TASK TO CARRY OUT.
Copy the entries word for word, from the start of the entries through the line with "x-loser: UTA xyxy=(612,1297,667,1334)". Include that last line.

RECORDS PROVIDED.
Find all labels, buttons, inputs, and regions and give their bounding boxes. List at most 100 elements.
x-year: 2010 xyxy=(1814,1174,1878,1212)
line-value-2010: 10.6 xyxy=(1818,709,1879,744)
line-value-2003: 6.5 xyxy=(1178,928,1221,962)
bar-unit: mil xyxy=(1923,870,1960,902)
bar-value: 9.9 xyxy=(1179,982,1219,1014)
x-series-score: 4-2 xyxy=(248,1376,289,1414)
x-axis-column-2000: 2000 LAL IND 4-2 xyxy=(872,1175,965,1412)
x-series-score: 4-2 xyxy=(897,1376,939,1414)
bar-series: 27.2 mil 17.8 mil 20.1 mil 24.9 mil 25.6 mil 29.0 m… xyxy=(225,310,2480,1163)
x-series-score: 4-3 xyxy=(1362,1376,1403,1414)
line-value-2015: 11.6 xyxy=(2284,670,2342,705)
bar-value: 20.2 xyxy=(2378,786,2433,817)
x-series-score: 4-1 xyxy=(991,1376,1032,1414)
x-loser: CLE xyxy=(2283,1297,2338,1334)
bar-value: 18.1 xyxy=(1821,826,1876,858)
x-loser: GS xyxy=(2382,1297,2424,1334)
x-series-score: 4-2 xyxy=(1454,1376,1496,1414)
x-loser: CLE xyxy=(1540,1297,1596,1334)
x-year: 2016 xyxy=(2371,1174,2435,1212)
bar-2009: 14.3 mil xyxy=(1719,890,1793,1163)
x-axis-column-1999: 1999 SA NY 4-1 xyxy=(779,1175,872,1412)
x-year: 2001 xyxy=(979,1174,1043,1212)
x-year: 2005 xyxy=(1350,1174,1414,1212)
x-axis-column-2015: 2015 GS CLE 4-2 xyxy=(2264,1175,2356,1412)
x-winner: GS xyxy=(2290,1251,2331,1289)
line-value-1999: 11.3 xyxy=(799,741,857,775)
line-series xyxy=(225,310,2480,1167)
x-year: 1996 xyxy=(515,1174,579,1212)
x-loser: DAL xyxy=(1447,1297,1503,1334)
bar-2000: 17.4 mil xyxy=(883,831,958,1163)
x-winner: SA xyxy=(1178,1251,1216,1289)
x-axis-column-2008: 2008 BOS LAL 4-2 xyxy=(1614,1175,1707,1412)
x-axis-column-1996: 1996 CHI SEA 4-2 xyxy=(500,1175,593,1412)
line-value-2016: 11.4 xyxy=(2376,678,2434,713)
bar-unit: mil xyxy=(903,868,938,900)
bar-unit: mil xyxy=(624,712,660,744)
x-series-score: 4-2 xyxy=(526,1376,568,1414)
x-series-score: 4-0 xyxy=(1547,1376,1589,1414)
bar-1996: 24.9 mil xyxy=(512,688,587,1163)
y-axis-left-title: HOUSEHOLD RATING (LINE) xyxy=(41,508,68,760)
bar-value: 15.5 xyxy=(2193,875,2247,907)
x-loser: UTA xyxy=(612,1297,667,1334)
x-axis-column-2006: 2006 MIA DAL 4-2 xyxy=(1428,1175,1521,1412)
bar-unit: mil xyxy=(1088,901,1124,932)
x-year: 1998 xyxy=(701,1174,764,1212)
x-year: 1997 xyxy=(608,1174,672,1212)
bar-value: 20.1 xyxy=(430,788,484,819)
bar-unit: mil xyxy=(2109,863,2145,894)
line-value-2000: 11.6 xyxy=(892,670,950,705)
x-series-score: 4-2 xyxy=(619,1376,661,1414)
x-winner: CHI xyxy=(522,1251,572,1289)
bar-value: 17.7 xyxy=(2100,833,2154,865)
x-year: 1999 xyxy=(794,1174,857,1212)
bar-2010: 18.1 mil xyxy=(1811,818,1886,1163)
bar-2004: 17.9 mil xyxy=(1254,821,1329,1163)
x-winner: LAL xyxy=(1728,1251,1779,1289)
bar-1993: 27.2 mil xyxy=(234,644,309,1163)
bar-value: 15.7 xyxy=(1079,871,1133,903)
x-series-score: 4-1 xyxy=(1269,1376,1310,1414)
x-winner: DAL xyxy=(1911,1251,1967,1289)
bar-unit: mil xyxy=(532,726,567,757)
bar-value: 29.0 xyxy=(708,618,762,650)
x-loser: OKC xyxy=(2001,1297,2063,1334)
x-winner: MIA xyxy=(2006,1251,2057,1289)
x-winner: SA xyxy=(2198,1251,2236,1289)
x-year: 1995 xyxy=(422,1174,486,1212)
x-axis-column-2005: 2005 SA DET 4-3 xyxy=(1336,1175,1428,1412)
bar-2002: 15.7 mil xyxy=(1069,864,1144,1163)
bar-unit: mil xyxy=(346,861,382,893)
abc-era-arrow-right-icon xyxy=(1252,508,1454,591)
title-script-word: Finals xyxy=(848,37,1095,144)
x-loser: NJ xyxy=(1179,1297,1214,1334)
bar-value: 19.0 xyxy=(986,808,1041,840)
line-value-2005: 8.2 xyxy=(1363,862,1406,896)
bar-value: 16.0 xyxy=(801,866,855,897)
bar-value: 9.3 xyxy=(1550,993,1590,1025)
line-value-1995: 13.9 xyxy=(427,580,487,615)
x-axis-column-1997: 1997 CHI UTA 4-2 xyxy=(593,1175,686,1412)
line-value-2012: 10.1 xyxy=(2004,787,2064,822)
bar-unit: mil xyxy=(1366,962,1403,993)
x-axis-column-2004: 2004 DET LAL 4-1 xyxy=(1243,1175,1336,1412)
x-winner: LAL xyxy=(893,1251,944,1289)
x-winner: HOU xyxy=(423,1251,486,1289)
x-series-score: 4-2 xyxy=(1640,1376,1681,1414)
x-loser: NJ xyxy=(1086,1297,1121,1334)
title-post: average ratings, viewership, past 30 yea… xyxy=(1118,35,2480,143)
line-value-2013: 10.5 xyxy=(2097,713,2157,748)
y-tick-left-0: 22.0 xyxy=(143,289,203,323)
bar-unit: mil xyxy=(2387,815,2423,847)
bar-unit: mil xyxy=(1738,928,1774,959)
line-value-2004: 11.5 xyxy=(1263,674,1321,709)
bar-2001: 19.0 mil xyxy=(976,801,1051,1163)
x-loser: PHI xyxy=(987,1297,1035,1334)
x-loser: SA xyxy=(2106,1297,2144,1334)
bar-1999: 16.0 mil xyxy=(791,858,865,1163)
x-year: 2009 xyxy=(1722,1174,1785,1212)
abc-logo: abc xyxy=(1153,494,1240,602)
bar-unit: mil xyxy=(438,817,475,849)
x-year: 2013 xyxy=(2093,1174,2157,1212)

THE RESULT.
Find all labels, buttons, inputs, and regions and give their bounding boxes. List at most 100 elements.
x-year: 2010 xyxy=(1814,1174,1878,1212)
line-value-2010: 10.6 xyxy=(1818,709,1879,744)
line-value-2003: 6.5 xyxy=(1178,928,1221,962)
bar-unit: mil xyxy=(1923,870,1960,902)
bar-value: 9.9 xyxy=(1179,982,1219,1014)
x-series-score: 4-2 xyxy=(248,1376,289,1414)
x-axis-column-2000: 2000 LAL IND 4-2 xyxy=(872,1175,965,1412)
x-series-score: 4-2 xyxy=(897,1376,939,1414)
bar-series: 27.2 mil 17.8 mil 20.1 mil 24.9 mil 25.6 mil 29.0 m… xyxy=(225,310,2480,1163)
x-series-score: 4-3 xyxy=(1362,1376,1403,1414)
line-value-2015: 11.6 xyxy=(2284,670,2342,705)
bar-value: 20.2 xyxy=(2378,786,2433,817)
x-series-score: 4-1 xyxy=(991,1376,1032,1414)
x-loser: CLE xyxy=(2283,1297,2338,1334)
bar-value: 18.1 xyxy=(1821,826,1876,858)
x-loser: GS xyxy=(2382,1297,2424,1334)
x-series-score: 4-2 xyxy=(1454,1376,1496,1414)
x-loser: CLE xyxy=(1540,1297,1596,1334)
x-year: 2016 xyxy=(2371,1174,2435,1212)
bar-2009: 14.3 mil xyxy=(1719,890,1793,1163)
x-axis-column-1999: 1999 SA NY 4-1 xyxy=(779,1175,872,1412)
x-year: 2001 xyxy=(979,1174,1043,1212)
x-year: 2005 xyxy=(1350,1174,1414,1212)
x-axis-column-2015: 2015 GS CLE 4-2 xyxy=(2264,1175,2356,1412)
x-winner: GS xyxy=(2290,1251,2331,1289)
line-value-1999: 11.3 xyxy=(799,741,857,775)
line-series xyxy=(225,310,2480,1167)
x-year: 1996 xyxy=(515,1174,579,1212)
x-loser: DAL xyxy=(1447,1297,1503,1334)
bar-2000: 17.4 mil xyxy=(883,831,958,1163)
x-winner: SA xyxy=(1178,1251,1216,1289)
x-axis-column-2008: 2008 BOS LAL 4-2 xyxy=(1614,1175,1707,1412)
x-axis-column-1996: 1996 CHI SEA 4-2 xyxy=(500,1175,593,1412)
line-value-2016: 11.4 xyxy=(2376,678,2434,713)
bar-unit: mil xyxy=(903,868,938,900)
bar-unit: mil xyxy=(624,712,660,744)
x-series-score: 4-2 xyxy=(526,1376,568,1414)
x-series-score: 4-0 xyxy=(1547,1376,1589,1414)
bar-1996: 24.9 mil xyxy=(512,688,587,1163)
y-axis-left-title: HOUSEHOLD RATING (LINE) xyxy=(41,508,68,760)
bar-value: 15.5 xyxy=(2193,875,2247,907)
x-loser: UTA xyxy=(612,1297,667,1334)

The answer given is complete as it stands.